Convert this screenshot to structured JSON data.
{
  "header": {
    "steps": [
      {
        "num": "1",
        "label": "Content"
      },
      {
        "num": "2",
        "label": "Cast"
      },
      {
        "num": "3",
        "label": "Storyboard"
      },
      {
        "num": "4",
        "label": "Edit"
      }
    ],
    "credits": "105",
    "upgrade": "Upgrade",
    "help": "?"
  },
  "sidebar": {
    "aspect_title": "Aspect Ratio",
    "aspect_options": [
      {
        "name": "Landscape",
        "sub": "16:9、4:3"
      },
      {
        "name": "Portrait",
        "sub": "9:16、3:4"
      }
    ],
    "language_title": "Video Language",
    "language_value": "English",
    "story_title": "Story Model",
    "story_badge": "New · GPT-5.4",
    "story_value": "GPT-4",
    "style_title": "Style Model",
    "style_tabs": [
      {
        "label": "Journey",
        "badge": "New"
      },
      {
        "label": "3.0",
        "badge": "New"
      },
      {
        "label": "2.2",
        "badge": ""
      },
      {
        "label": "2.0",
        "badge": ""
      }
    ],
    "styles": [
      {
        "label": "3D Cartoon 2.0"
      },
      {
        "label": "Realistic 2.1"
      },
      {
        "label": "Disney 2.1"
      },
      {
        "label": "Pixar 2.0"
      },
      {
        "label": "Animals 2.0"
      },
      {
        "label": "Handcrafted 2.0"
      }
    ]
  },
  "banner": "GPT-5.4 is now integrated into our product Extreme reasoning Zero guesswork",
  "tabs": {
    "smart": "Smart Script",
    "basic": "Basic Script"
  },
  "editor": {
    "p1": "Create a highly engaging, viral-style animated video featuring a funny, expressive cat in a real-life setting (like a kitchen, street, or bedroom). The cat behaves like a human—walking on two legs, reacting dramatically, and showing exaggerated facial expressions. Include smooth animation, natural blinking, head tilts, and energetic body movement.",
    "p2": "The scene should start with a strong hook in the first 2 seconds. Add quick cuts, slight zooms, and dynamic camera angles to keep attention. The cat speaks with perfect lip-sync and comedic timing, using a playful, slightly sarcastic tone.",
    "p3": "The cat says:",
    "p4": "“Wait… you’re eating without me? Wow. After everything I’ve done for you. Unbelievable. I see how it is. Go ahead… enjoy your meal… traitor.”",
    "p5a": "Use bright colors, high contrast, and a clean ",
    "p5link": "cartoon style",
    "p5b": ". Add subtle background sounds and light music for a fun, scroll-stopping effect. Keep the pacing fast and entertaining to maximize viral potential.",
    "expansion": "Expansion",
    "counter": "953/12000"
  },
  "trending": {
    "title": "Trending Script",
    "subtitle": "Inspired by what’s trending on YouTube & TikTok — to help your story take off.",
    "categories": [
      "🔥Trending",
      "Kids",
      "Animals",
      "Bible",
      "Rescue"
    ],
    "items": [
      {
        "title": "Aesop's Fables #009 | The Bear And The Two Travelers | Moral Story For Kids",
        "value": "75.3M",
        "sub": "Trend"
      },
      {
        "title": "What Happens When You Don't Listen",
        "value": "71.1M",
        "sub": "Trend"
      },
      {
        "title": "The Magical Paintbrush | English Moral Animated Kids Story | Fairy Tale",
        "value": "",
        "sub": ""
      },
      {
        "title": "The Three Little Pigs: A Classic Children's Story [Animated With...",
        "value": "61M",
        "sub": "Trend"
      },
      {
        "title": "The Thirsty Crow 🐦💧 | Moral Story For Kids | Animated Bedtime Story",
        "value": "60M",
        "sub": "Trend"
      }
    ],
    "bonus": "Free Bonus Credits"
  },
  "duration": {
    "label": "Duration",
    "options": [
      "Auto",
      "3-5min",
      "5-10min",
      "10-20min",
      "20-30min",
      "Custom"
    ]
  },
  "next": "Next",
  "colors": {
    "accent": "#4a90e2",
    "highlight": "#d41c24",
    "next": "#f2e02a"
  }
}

**PROBLEM REQUIREMENTS:** All of the data is to be transcribed exactly as written.

**YOUR RESPONSE:**
Convert this screenshot to structured JSON data.
{
  "header": {
    "steps": [
      {
        "num": "1",
        "label": "Content"
      },
      {
        "num": "2",
        "label": "Cast"
      },
      {
        "num": "3",
        "label": "Storyboard"
      },
      {
        "num": "4",
        "label": "Edit"
      }
    ],
    "credits": "105",
    "upgrade": "Upgrade",
    "help": "?"
  },
  "sidebar": {
    "aspect_title": "Aspect Ratio",
    "aspect_options": [
      {
        "name": "Landscape",
        "sub": "16:9、4:3"
      },
      {
        "name": "Portrait",
        "sub": "9:16、3:4"
      }
    ],
    "language_title": "Video Language",
    "language_value": "English",
    "story_title": "Story Model",
    "story_badge": "New · GPT-5.4",
    "story_value": "GPT-4",
    "style_title": "Style Model",
    "style_tabs": [
      {
        "label": "Journey",
        "badge": "New"
      },
      {
        "label": "3.0",
        "badge": "New"
      },
      {
        "label": "2.2",
        "badge": ""
      },
      {
        "label": "2.0",
        "badge": ""
      }
    ],
    "styles": [
      {
        "label": "3D Cartoon 2.0"
      },
      {
        "label": "Realistic 2.1"
      },
      {
        "label": "Disney 2.1"
      },
      {
        "label": "Pixar 2.0"
      },
      {
        "label": "Animals 2.0"
      },
      {
        "label": "Handcrafted 2.0"
      }
    ]
  },
  "banner": "GPT-5.4 is now integrated into our product Extreme reasoning Zero guesswork",
  "tabs": {
    "smart": "Smart Script",
    "basic": "Basic Script"
  },
  "editor": {
    "p1": "Create a highly engaging, viral-style animated video featuring a funny, expressive cat in a real-life setting (like a kitchen, street, or bedroom). The cat behaves like a human—walking on two legs, reacting dramatically, and showing exaggerated facial expressions. Include smooth animation, natural blinking, head tilts, and energetic body movement.",
    "p2": "The scene should start with a strong hook in the first 2 seconds. Add quick cuts, slight zooms, and dynamic camera angles to keep attention. The cat speaks with perfect lip-sync and comedic timing, using a playful, slightly sarcastic tone.",
    "p3": "The cat says:",
    "p4": "“Wait… you’re eating without me? Wow. After everything I’ve done for you. Unbelievable. I see how it is. Go ahead… enjoy your meal… traitor.”",
    "p5a": "Use bright colors, high contrast, and a clean ",
    "p5link": "cartoon style",
    "p5b": ". Add subtle background sounds and light music for a fun, scroll-stopping effect. Keep the pacing fast and entertaining to maximize viral potential.",
    "expansion": "Expansion",
    "counter": "953/12000"
  },
  "trending": {
    "title": "Trending Script",
    "subtitle": "Inspired by what’s trending on YouTube & TikTok — to help your story take off.",
    "categories": [
      "🔥Trending",
      "Kids",
      "Animals",
      "Bible",
      "Rescue"
    ],
    "items": [
      {
        "title": "Aesop's Fables #009 | The Bear And The Two Travelers | Moral Story For Kids",
        "value": "75.3M",
        "sub": "Trend"
      },
      {
        "title": "What Happens When You Don't Listen",
        "value": "71.1M",
        "sub": "Trend"
      },
      {
        "title": "The Magical Paintbrush | English Moral Animated Kids Story | Fairy Tale",
        "value": "",
        "sub": ""
      },
      {
        "title": "The Three Little Pigs: A Classic Children's Story [Animated With...",
        "value": "61M",
        "sub": "Trend"
      },
      {
        "title": "The Thirsty Crow 🐦💧 | Moral Story For Kids | Animated Bedtime Story",
        "value": "60M",
        "sub": "Trend"
      }
    ],
    "bonus": "Free Bonus Credits"
  },
  "duration": {
    "label": "Duration",
    "options": [
      "Auto",
      "3-5min",
      "5-10min",
      "10-20min",
      "20-30min",
      "Custom"
    ]
  },
  "next": "Next",
  "colors": {
    "accent": "#4a90e2",
    "highlight": "#d41c24",
    "next": "#f2e02a"
  }
}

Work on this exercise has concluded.